Part 4: President Monson Served Decades in the First Presidency

Contributed By Jason Swensen, Church News associate editor

  • 3 January 2018

President Gordon B. Hinckley laughs with his counselors, President Thomas S. Monson and President James E. Faust, at the closing of the Sunday afternoon session of general conference on April 4, 1999.  Photo by Boone Chen.

Several momentous dates and occasions have marked President Thomas S. Monson’s life. November 5, 1985, could surely be listed near the top of such life-altering days.

On that date Thomas S. Monson, then a member of the Quorum of the Twelve Apostles, learned that the Church’s 12th President, President Spencer W. Kimball, had died at his apartment at the Westin Hotel Utah in Salt Lake City.

President Kimball’s passing triggered a series of events that would have a deep impact on Elder Monson, who would ultimately be counted among President Kimball’s presidential successors.

On November 10, 1985, in the Salt Lake Temple, Ezra Taft Benson was ordained and set apart as the President of the Church. The new prophet selected President Gordon B. Hinckley as his First Counselor. His Second Counselor would be Thomas S. Monson, a veteran Apostle who was still two years short of his 60th birthday. He became the youngest counselor called to the First Presidency in more than a century.

President Ezra Taft Benson, center, and his counselors, President Gordon B. Hinckley and President Thomas S. Monson, participate in the cornerstone ceremony at the Portland Oregon Temple. Photo by Gerry Avant, Church News.

» Provided material
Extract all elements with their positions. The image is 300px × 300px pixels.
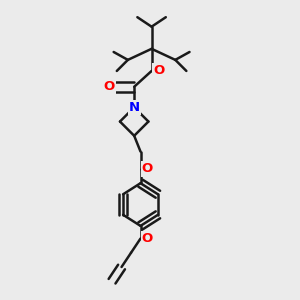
Text: O: O (142, 163, 153, 176)
Text: O: O (153, 64, 164, 77)
Text: O: O (142, 232, 153, 245)
Text: N: N (129, 101, 140, 114)
Text: O: O (103, 80, 115, 93)
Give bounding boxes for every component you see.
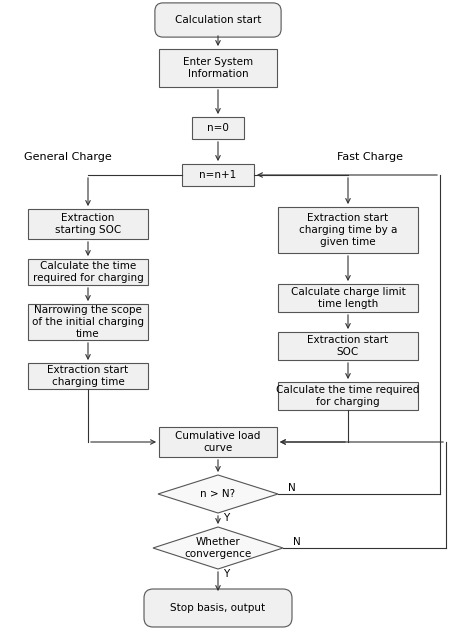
Text: General Charge: General Charge (24, 152, 112, 162)
Bar (28, 209, 148, 239)
Polygon shape (157, 475, 277, 513)
Text: Calculation start: Calculation start (174, 15, 261, 25)
Bar (28, 363, 148, 389)
Text: Cumulative load
curve: Cumulative load curve (175, 431, 260, 453)
Text: Extraction
starting SOC: Extraction starting SOC (55, 213, 121, 235)
Text: Fast Charge: Fast Charge (336, 152, 402, 162)
Text: N: N (287, 483, 295, 493)
Text: Extraction start
charging time: Extraction start charging time (47, 365, 128, 387)
FancyBboxPatch shape (144, 589, 291, 627)
Text: N: N (292, 537, 300, 547)
Bar (28, 259, 148, 285)
Text: Whether
convergence: Whether convergence (184, 537, 251, 559)
Bar (277, 207, 417, 253)
Text: Y: Y (223, 513, 229, 523)
Bar (277, 284, 417, 312)
Text: n=0: n=0 (207, 123, 229, 133)
Bar (159, 49, 276, 87)
Bar (28, 304, 148, 340)
Text: Calculate charge limit
time length: Calculate charge limit time length (290, 287, 404, 309)
Text: n=n+1: n=n+1 (199, 170, 236, 180)
Bar (191, 117, 243, 139)
Text: n > N?: n > N? (200, 489, 235, 499)
Bar (182, 164, 253, 186)
Text: Stop basis, output: Stop basis, output (170, 603, 265, 613)
Text: Calculate the time required
for charging: Calculate the time required for charging (276, 385, 419, 407)
FancyBboxPatch shape (155, 3, 280, 37)
Text: Extraction start
charging time by a
given time: Extraction start charging time by a give… (298, 213, 396, 247)
Bar (277, 332, 417, 360)
Text: Narrowing the scope
of the initial charging
time: Narrowing the scope of the initial charg… (32, 306, 144, 339)
Polygon shape (153, 527, 282, 569)
Text: Calculate the time
required for charging: Calculate the time required for charging (33, 261, 143, 283)
Text: Y: Y (223, 569, 229, 579)
Text: Extraction start
SOC: Extraction start SOC (307, 335, 388, 357)
Text: Enter System
Information: Enter System Information (183, 57, 252, 79)
Bar (159, 427, 276, 457)
Bar (277, 382, 417, 410)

» Task description
Return the portion of the article on President Monson's First Presidency service from "On that date" up to and including "than a century.", word for word. Use only the article about President Monson's years in the First Presidency and not the data.

» The solution
On that date Thomas S. Monson, then a member of the Quorum of the Twelve Apostles, learned that the Church’s 12th President, President Spencer W. Kimball, had died at his apartment at the Westin Hotel Utah in Salt Lake City.

President Kimball’s passing triggered a series of events that would have a deep impact on Elder Monson, who would ultimately be counted among President Kimball’s presidential successors.

On November 10, 1985, in the Salt Lake Temple, Ezra Taft Benson was ordained and set apart as the President of the Church. The new prophet selected President Gordon B. Hinckley as his First Counselor. His Second Counselor would be Thomas S. Monson, a veteran Apostle who was still two years short of his 60th birthday. He became the youngest counselor called to the First Presidency in more than a century.